Document
233 posts in 863 days


774 days ago

Topic tags/keywords: question plane carving tool chisel tablesaw joining rustic traditional

I am considering selling all my power tools except for my skill saw and table saw and going almost completely with high quality hand tools to force myself to learn and improve on hand tool work to develop a business of hand made heirloom quality furniture…after much trial and error, learning, learning, and more learning and more trial and error. With our economy, dumping my power tools seems tough to do for the cost end of the hourly work.

So what do you guys and gals here on lumberjocks feel about the hand tool work and satisfaction furniture and project making gives for pieces to be passed down family to family versus the time saving efficiency of more power tool use to save on hourly labor time and provide a more competitive price in our current economy?

What do you here at lumberjocks feel about hand tool traditional joinery furniture making and power tool use?

Debating on going the mostly hand tool route and selling the “ranch” of power tools….

-- "So many projects...so little time..." Psalm 23


40 replies so far

View Marc5's profile

Marc5

304 posts in 1975 days


#1 posted 774 days ago

This very personal and I am sure you will get a ton of responses going both ways. My father was a carpenter / furniture maker that worked in a mill as a pattern maker. He taught me most of what I know about this field and he was a staunch power tool user. He had knowledge and all of the necessary hand tools to build without power but choose not. When he taught me how to use a hand plane and handsaw he said the only reason you need to know this is just in case your project exceeds your tool capacity.

I am currently working on a jewelry box for my wife that is completely done with hand tools and I will be starting a dining room table that will be built with the aid of power. So for me it is a blend of both. Using hand tools has improved my skills as a wood worker even in the use of power tools. I guess it is knowing the processes and mastering the tools either powered or not.

-- Marc

View crank49's profile

crank49

3378 posts in 1604 days


#2 posted 774 days ago

I think it’s great to work with hand tools.

My favorite saw is a “Pony” pull saw by Jorgensen.
BUT, if I’m in a hurry, I don’t have any problem using a power tool.
Everything has its place.

You can get a superior smooth surface with a hand plane much faster than with sandpaper, for instance.

I do things with a chisel I don’t know how I would ever do with a power tool.

But I’d hate to think I had to rip 200 board feet of oak with a hand saw. That would be crazy.

Given task 1
In the forum thread, which saw does crank49 name as a favorite?
Given task 2
Copy the passage of the forum thread between "#2 posted 774 days" and "would be crazy.", inclusive.
The listing has no role in this work.

Given information
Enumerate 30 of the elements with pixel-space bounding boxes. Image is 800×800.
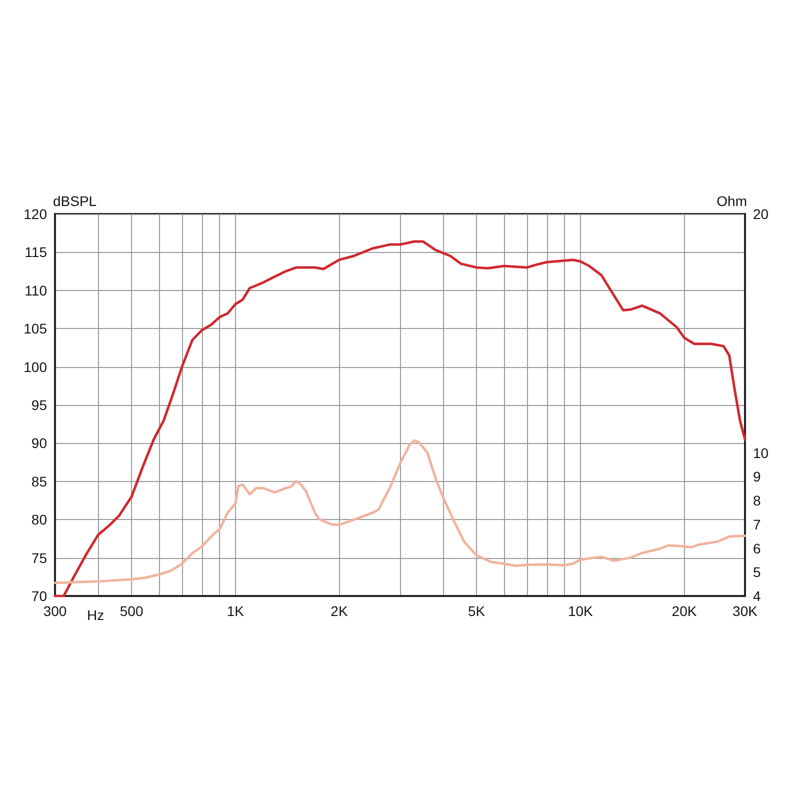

Task result 1
A "Pony" pull saw by Jorgensen.

Task result 2
#2 posted 774 days ago

I think it’s great to work with hand tools.

My favorite saw is a “Pony” pull saw by Jorgensen.
BUT, if I’m in a hurry, I don’t have any problem using a power tool.
Everything has its place.

You can get a superior smooth surface with a hand plane much faster than with sandpaper, for instance.

I do things with a chisel I don’t know how I would ever do with a power tool.

But I’d hate to think I had to rip 200 board feet of oak with a hand saw. That would be crazy.